Raw data:

::::

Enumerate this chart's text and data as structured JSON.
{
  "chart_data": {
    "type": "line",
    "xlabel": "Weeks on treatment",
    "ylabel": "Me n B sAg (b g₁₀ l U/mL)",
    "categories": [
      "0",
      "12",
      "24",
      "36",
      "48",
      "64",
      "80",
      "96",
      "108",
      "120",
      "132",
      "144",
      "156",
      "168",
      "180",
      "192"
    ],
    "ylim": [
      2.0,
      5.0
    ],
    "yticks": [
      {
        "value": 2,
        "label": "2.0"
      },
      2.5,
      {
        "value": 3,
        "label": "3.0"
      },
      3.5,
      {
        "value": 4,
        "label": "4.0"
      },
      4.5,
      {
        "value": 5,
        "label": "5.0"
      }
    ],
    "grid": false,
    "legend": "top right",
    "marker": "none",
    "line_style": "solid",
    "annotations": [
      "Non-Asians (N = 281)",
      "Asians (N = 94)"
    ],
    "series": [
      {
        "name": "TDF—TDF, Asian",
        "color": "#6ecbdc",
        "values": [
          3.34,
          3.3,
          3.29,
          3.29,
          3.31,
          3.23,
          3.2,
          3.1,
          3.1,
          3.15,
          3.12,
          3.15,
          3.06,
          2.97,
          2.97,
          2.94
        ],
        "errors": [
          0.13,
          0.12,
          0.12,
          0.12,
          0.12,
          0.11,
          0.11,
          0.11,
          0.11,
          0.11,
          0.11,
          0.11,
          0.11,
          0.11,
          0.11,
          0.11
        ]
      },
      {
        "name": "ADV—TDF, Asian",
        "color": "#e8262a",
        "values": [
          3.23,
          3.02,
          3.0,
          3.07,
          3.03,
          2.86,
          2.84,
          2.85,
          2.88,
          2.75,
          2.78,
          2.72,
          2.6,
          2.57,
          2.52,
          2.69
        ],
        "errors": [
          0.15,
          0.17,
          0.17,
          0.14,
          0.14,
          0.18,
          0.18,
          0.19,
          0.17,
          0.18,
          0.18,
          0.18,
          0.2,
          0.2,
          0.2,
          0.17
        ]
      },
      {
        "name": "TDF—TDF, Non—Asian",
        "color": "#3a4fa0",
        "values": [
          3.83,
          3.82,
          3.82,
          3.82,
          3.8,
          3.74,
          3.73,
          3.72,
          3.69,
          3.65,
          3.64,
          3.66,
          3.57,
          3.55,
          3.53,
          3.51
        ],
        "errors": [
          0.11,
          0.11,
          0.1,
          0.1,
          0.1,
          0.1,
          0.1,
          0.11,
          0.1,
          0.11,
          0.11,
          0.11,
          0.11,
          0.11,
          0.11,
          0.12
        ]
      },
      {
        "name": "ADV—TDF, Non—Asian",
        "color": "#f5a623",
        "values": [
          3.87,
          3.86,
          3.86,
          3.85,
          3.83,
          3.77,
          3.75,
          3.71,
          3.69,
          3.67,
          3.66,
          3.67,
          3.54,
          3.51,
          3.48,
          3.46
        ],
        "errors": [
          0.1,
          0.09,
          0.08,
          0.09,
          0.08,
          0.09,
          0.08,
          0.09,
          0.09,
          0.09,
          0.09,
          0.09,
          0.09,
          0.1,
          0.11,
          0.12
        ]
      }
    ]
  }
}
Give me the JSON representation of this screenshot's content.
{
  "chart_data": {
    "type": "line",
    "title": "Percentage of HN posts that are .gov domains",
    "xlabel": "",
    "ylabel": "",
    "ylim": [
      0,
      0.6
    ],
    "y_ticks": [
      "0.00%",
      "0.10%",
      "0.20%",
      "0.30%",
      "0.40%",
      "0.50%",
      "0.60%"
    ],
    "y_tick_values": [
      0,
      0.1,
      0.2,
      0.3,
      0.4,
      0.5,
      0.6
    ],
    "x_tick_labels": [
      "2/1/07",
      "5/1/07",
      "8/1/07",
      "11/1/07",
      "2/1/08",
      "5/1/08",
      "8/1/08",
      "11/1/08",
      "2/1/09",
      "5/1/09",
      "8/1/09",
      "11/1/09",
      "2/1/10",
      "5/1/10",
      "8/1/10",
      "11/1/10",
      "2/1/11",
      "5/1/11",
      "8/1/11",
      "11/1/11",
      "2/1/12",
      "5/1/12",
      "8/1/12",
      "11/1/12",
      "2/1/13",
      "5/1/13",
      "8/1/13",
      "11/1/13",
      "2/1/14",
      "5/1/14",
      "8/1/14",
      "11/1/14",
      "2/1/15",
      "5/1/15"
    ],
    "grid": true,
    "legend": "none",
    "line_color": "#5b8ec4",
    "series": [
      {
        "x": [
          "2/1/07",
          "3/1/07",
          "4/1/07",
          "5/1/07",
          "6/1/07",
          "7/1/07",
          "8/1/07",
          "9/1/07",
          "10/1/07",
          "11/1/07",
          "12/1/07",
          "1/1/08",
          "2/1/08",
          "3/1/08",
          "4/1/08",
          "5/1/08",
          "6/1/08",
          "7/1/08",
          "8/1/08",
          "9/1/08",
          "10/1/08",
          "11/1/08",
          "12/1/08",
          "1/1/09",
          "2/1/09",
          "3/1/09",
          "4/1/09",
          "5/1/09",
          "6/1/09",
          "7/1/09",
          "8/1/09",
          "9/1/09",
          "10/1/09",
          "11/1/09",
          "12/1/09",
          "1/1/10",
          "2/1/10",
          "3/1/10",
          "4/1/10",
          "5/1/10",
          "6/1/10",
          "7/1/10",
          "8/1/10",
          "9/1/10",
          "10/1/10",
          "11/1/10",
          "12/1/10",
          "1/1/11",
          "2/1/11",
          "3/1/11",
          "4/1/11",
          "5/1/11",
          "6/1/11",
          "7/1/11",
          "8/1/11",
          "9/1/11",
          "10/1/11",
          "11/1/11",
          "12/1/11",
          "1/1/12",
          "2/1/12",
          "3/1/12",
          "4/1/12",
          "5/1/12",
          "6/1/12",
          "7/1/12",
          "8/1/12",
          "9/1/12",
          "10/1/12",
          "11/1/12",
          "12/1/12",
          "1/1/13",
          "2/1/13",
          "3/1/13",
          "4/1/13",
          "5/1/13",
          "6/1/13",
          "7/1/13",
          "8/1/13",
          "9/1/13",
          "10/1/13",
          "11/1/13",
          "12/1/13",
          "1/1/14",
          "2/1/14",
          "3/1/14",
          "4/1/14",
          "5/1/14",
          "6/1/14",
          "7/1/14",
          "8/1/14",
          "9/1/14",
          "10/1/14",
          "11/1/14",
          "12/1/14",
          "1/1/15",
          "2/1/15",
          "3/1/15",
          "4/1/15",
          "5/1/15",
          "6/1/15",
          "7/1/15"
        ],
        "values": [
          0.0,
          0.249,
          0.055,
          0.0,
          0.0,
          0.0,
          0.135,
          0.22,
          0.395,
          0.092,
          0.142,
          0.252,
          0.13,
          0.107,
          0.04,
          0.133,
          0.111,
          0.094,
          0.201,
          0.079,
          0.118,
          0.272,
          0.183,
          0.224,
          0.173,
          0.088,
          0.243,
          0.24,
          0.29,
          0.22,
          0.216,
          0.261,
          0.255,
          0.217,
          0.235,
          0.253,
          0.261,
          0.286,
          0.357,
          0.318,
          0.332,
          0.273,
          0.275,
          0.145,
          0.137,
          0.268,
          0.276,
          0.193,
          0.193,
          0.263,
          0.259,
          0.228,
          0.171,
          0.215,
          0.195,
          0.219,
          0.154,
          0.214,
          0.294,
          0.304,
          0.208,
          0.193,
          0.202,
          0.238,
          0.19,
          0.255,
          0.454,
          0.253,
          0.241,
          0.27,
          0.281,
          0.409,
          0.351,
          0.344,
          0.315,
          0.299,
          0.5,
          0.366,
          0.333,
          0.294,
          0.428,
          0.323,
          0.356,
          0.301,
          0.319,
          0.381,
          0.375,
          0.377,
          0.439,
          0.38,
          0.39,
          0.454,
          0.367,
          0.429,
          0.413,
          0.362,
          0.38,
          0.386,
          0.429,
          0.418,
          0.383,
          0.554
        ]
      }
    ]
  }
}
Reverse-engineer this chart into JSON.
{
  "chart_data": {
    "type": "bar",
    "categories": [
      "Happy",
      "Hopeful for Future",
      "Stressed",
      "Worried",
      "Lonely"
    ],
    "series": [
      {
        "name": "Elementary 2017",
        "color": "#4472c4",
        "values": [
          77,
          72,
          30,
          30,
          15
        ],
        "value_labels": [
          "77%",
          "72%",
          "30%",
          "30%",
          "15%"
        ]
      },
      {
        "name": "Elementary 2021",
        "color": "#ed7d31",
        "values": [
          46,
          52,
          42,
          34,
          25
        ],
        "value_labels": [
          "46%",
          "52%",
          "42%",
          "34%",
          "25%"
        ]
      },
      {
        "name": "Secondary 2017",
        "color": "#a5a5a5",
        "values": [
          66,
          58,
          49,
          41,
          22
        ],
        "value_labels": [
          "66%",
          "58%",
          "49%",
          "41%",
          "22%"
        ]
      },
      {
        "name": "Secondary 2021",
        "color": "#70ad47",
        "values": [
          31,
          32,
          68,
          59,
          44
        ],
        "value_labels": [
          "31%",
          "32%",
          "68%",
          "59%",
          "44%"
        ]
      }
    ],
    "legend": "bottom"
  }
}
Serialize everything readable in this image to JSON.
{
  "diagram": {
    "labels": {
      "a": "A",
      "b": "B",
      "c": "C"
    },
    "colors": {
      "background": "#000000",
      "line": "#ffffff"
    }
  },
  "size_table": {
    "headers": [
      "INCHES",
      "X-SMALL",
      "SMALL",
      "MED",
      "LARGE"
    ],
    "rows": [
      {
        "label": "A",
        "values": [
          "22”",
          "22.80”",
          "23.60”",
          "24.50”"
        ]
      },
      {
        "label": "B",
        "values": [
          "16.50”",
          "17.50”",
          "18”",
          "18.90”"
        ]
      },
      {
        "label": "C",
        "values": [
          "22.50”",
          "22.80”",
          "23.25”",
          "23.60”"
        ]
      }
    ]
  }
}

::::

What needs to be done:
Search the records above for "Elementary". Copy each line where it is found.

Answer to the task:
        "name": "Elementary 2017",
        "name": "Elementary 2021",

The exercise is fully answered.